| Information provided |
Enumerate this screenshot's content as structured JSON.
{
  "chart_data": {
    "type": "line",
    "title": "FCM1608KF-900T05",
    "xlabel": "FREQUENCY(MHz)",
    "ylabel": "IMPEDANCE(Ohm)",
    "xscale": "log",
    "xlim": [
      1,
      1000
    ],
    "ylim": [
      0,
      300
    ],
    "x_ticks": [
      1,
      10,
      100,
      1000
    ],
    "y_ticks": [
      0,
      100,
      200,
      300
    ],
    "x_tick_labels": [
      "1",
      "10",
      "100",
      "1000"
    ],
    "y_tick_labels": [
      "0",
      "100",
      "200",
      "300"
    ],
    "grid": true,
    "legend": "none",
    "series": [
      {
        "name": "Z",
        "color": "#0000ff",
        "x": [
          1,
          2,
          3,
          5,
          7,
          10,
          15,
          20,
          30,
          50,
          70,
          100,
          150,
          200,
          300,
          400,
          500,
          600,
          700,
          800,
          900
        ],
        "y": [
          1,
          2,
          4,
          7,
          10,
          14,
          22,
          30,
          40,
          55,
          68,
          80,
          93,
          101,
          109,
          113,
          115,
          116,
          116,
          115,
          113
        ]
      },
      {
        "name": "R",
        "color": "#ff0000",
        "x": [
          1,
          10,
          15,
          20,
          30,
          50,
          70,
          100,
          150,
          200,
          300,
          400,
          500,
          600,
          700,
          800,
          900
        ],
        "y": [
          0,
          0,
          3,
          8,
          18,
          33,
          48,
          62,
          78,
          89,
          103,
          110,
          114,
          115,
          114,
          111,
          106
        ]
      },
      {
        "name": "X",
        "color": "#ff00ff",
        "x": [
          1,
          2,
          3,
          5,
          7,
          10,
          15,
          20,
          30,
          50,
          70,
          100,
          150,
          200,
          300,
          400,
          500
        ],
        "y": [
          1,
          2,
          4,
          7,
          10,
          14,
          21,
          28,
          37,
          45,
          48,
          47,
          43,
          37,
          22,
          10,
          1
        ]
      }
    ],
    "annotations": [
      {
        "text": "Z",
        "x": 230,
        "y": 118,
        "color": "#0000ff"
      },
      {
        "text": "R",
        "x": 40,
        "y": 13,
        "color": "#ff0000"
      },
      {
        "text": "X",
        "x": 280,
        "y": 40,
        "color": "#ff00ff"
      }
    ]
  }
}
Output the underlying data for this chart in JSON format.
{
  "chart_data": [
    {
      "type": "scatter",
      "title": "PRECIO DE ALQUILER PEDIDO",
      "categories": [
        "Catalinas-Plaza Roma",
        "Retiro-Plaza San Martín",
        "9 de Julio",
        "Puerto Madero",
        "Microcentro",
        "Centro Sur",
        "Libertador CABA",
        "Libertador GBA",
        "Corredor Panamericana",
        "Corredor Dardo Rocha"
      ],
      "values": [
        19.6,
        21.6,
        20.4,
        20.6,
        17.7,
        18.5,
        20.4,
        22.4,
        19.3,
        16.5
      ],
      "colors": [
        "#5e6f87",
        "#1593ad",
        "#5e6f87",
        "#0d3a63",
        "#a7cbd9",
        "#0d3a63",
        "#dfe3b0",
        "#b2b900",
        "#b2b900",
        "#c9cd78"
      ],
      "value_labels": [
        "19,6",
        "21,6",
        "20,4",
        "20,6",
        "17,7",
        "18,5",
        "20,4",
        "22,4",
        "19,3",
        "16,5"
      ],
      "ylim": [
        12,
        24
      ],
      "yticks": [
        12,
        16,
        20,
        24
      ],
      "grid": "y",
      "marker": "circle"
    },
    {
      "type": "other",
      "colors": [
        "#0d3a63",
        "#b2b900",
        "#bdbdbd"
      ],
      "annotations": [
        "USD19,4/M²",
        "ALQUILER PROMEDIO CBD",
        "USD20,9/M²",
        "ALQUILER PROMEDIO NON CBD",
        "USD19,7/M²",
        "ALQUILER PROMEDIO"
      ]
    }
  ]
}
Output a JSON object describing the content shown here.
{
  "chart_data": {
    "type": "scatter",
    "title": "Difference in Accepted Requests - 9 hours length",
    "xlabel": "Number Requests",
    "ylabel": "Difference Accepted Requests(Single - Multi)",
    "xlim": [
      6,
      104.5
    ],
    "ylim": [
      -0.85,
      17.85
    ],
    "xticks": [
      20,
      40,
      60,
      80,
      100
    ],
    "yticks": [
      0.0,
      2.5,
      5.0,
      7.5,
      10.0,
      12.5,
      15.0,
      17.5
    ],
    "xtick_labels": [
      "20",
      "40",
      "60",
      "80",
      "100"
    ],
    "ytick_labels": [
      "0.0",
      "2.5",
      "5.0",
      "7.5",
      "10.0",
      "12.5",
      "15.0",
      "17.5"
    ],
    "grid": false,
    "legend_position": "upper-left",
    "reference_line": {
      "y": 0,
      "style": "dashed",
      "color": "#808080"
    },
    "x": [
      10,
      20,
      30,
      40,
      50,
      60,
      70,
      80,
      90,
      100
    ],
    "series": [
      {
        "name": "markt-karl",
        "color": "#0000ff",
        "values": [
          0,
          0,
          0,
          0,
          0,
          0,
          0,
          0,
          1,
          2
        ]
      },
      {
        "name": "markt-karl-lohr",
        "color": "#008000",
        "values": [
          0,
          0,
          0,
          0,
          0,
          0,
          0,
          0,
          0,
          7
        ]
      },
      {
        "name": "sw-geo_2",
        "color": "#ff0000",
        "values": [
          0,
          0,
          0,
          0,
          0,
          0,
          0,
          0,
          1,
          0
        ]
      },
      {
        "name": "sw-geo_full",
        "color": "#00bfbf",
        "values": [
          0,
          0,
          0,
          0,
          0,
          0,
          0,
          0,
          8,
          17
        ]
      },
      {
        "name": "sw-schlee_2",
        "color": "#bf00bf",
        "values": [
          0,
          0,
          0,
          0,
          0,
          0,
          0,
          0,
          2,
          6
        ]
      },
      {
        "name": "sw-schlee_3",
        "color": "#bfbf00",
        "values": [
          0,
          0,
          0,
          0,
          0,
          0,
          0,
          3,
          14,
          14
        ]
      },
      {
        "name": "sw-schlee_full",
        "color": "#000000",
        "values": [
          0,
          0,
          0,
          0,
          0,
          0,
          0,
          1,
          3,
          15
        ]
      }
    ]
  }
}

| Request |
Would you restate each of the entries word for word?

| Response |
Enumerate this screenshot's content as structured JSON.
{
  "chart_data": {
    "type": "line",
    "title": "FCM1608KF-900T05",
    "xlabel": "FREQUENCY(MHz)",
    "ylabel": "IMPEDANCE(Ohm)",
    "xscale": "log",
    "xlim": [
      1,
      1000
    ],
    "ylim": [
      0,
      300
    ],
    "x_ticks": [
      1,
      10,
      100,
      1000
    ],
    "y_ticks": [
      0,
      100,
      200,
      300
    ],
    "x_tick_labels": [
      "1",
      "10",
      "100",
      "1000"
    ],
    "y_tick_labels": [
      "0",
      "100",
      "200",
      "300"
    ],
    "grid": true,
    "legend": "none",
    "series": [
      {
        "name": "Z",
        "color": "#0000ff",
        "x": [
          1,
          2,
          3,
          5,
          7,
          10,
          15,
          20,
          30,
          50,
          70,
          100,
          150,
          200,
          300,
          400,
          500,
          600,
          700,
          800,
          900
        ],
        "y": [
          1,
          2,
          4,
          7,
          10,
          14,
          22,
          30,
          40,
          55,
          68,
          80,
          93,
          101,
          109,
          113,
          115,
          116,
          116,
          115,
          113
        ]
      },
      {
        "name": "R",
        "color": "#ff0000",
        "x": [
          1,
          10,
          15,
          20,
          30,
          50,
          70,
          100,
          150,
          200,
          300,
          400,
          500,
          600,
          700,
          800,
          900
        ],
        "y": [
          0,
          0,
          3,
          8,
          18,
          33,
          48,
          62,
          78,
          89,
          103,
          110,
          114,
          115,
          114,
          111,
          106
        ]
      },
      {
        "name": "X",
        "color": "#ff00ff",
        "x": [
          1,
          2,
          3,
          5,
          7,
          10,
          15,
          20,
          30,
          50,
          70,
          100,
          150,
          200,
          300,
          400,
          500
        ],
        "y": [
          1,
          2,
          4,
          7,
          10,
          14,
          21,
          28,
          37,
          45,
          48,
          47,
          43,
          37,
          22,
          10,
          1
        ]
      }
    ],
    "annotations": [
      {
        "text": "Z",
        "x": 230,
        "y": 118,
        "color": "#0000ff"
      },
      {
        "text": "R",
        "x": 40,
        "y": 13,
        "color": "#ff0000"
      },
      {
        "text": "X",
        "x": 280,
        "y": 40,
        "color": "#ff00ff"
      }
    ]
  }
}
Output the underlying data for this chart in JSON format.
{
  "chart_data": [
    {
      "type": "scatter",
      "title": "PRECIO DE ALQUILER PEDIDO",
      "categories": [
        "Catalinas-Plaza Roma",
        "Retiro-Plaza San Martín",
        "9 de Julio",
        "Puerto Madero",
        "Microcentro",
        "Centro Sur",
        "Libertador CABA",
        "Libertador GBA",
        "Corredor Panamericana",
        "Corredor Dardo Rocha"
      ],
      "values": [
        19.6,
        21.6,
        20.4,
        20.6,
        17.7,
        18.5,
        20.4,
        22.4,
        19.3,
        16.5
      ],
      "colors": [
        "#5e6f87",
        "#1593ad",
        "#5e6f87",
        "#0d3a63",
        "#a7cbd9",
        "#0d3a63",
        "#dfe3b0",
        "#b2b900",
        "#b2b900",
        "#c9cd78"
      ],
      "value_labels": [
        "19,6",
        "21,6",
        "20,4",
        "20,6",
        "17,7",
        "18,5",
        "20,4",
        "22,4",
        "19,3",
        "16,5"
      ],
      "ylim": [
        12,
        24
      ],
      "yticks": [
        12,
        16,
        20,
        24
      ],
      "grid": "y",
      "marker": "circle"
    },
    {
      "type": "other",
      "colors": [
        "#0d3a63",
        "#b2b900",
        "#bdbdbd"
      ],
      "annotations": [
        "USD19,4/M²",
        "ALQUILER PROMEDIO CBD",
        "USD20,9/M²",
        "ALQUILER PROMEDIO NON CBD",
        "USD19,7/M²",
        "ALQUILER PROMEDIO"
      ]
    }
  ]
}
Output a JSON object describing the content shown here.
{
  "chart_data": {
    "type": "scatter",
    "title": "Difference in Accepted Requests - 9 hours length",
    "xlabel": "Number Requests",
    "ylabel": "Difference Accepted Requests(Single - Multi)",
    "xlim": [
      6,
      104.5
    ],
    "ylim": [
      -0.85,
      17.85
    ],
    "xticks": [
      20,
      40,
      60,
      80,
      100
    ],
    "yticks": [
      0.0,
      2.5,
      5.0,
      7.5,
      10.0,
      12.5,
      15.0,
      17.5
    ],
    "xtick_labels": [
      "20",
      "40",
      "60",
      "80",
      "100"
    ],
    "ytick_labels": [
      "0.0",
      "2.5",
      "5.0",
      "7.5",
      "10.0",
      "12.5",
      "15.0",
      "17.5"
    ],
    "grid": false,
    "legend_position": "upper-left",
    "reference_line": {
      "y": 0,
      "style": "dashed",
      "color": "#808080"
    },
    "x": [
      10,
      20,
      30,
      40,
      50,
      60,
      70,
      80,
      90,
      100
    ],
    "series": [
      {
        "name": "markt-karl",
        "color": "#0000ff",
        "values": [
          0,
          0,
          0,
          0,
          0,
          0,
          0,
          0,
          1,
          2
        ]
      },
      {
        "name": "markt-karl-lohr",
        "color": "#008000",
        "values": [
          0,
          0,
          0,
          0,
          0,
          0,
          0,
          0,
          0,
          7
        ]
      },
      {
        "name": "sw-geo_2",
        "color": "#ff0000",
        "values": [
          0,
          0,
          0,
          0,
          0,
          0,
          0,
          0,
          1,
          0
        ]
      },
      {
        "name": "sw-geo_full",
        "color": "#00bfbf",
        "values": [
          0,
          0,
          0,
          0,
          0,
          0,
          0,
          0,
          8,
          17
        ]
      },
      {
        "name": "sw-schlee_2",
        "color": "#bf00bf",
        "values": [
          0,
          0,
          0,
          0,
          0,
          0,
          0,
          0,
          2,
          6
        ]
      },
      {
        "name": "sw-schlee_3",
        "color": "#bfbf00",
        "values": [
          0,
          0,
          0,
          0,
          0,
          0,
          0,
          3,
          14,
          14
        ]
      },
      {
        "name": "sw-schlee_full",
        "color": "#000000",
        "values": [
          0,
          0,
          0,
          0,
          0,
          0,
          0,
          1,
          3,
          15
        ]
      }
    ]
  }
}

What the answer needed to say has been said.